Records about charts and figures>
-----

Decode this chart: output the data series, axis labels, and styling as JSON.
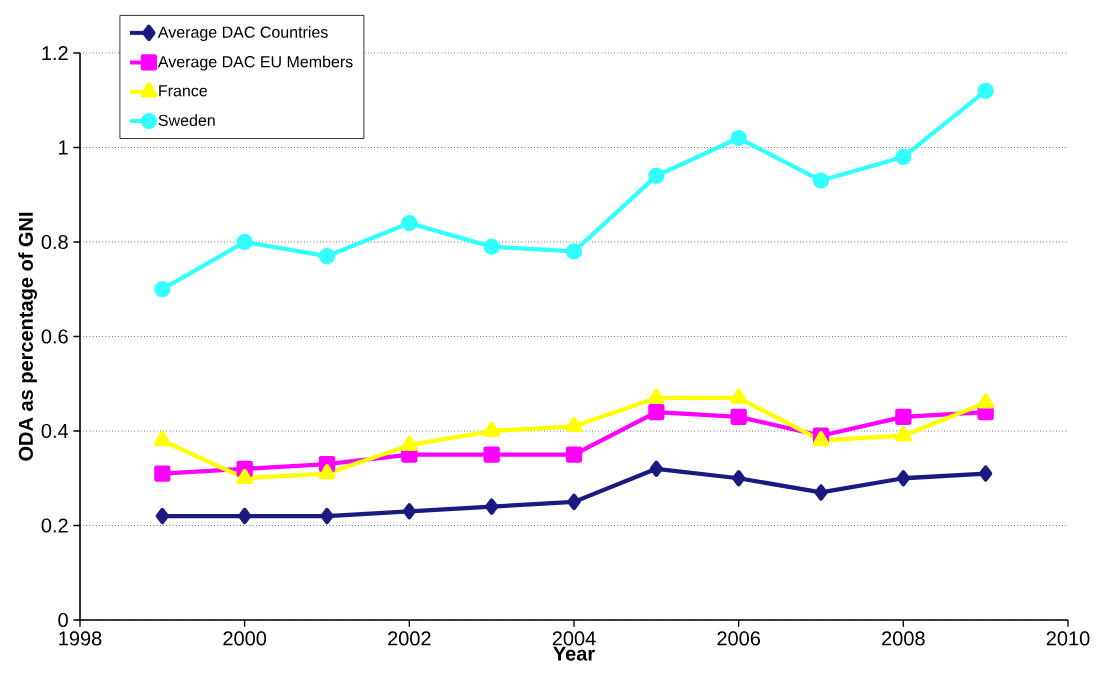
{
  "chart_data": {
    "type": "line",
    "xlabel": "Year",
    "ylabel": "ODA as percentage of GNI",
    "x": [
      1999,
      2000,
      2001,
      2002,
      2003,
      2004,
      2005,
      2006,
      2007,
      2008,
      2009
    ],
    "series": [
      {
        "name": "Average DAC Countries",
        "color": "#1a1a80",
        "marker": "diamond",
        "values": [
          0.22,
          0.22,
          0.22,
          0.23,
          0.24,
          0.25,
          0.32,
          0.3,
          0.27,
          0.3,
          0.31
        ]
      },
      {
        "name": "Average DAC EU Members",
        "color": "#ff00ff",
        "marker": "square",
        "values": [
          0.31,
          0.32,
          0.33,
          0.35,
          0.35,
          0.35,
          0.44,
          0.43,
          0.39,
          0.43,
          0.44
        ]
      },
      {
        "name": "France",
        "color": "#ffff00",
        "marker": "triangle",
        "values": [
          0.38,
          0.3,
          0.31,
          0.37,
          0.4,
          0.41,
          0.47,
          0.47,
          0.38,
          0.39,
          0.46
        ]
      },
      {
        "name": "Sweden",
        "color": "#33ffff",
        "marker": "circle",
        "values": [
          0.7,
          0.8,
          0.77,
          0.84,
          0.79,
          0.78,
          0.94,
          1.02,
          0.93,
          0.98,
          1.12
        ]
      }
    ],
    "xlim": [
      1998,
      2010
    ],
    "xticks": [
      1998,
      2000,
      2002,
      2004,
      2006,
      2008,
      2010
    ],
    "ylim": [
      0,
      1.2
    ],
    "yticks": [
      0,
      0.2,
      0.4,
      0.6,
      0.8,
      1,
      1.2
    ],
    "grid": "y",
    "legend": "top left",
    "line_style": "solid"
  }
}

-----

Description of the task> For the material, find the number of lines holding the word "series" and give that figure and nothing more.

Result> 2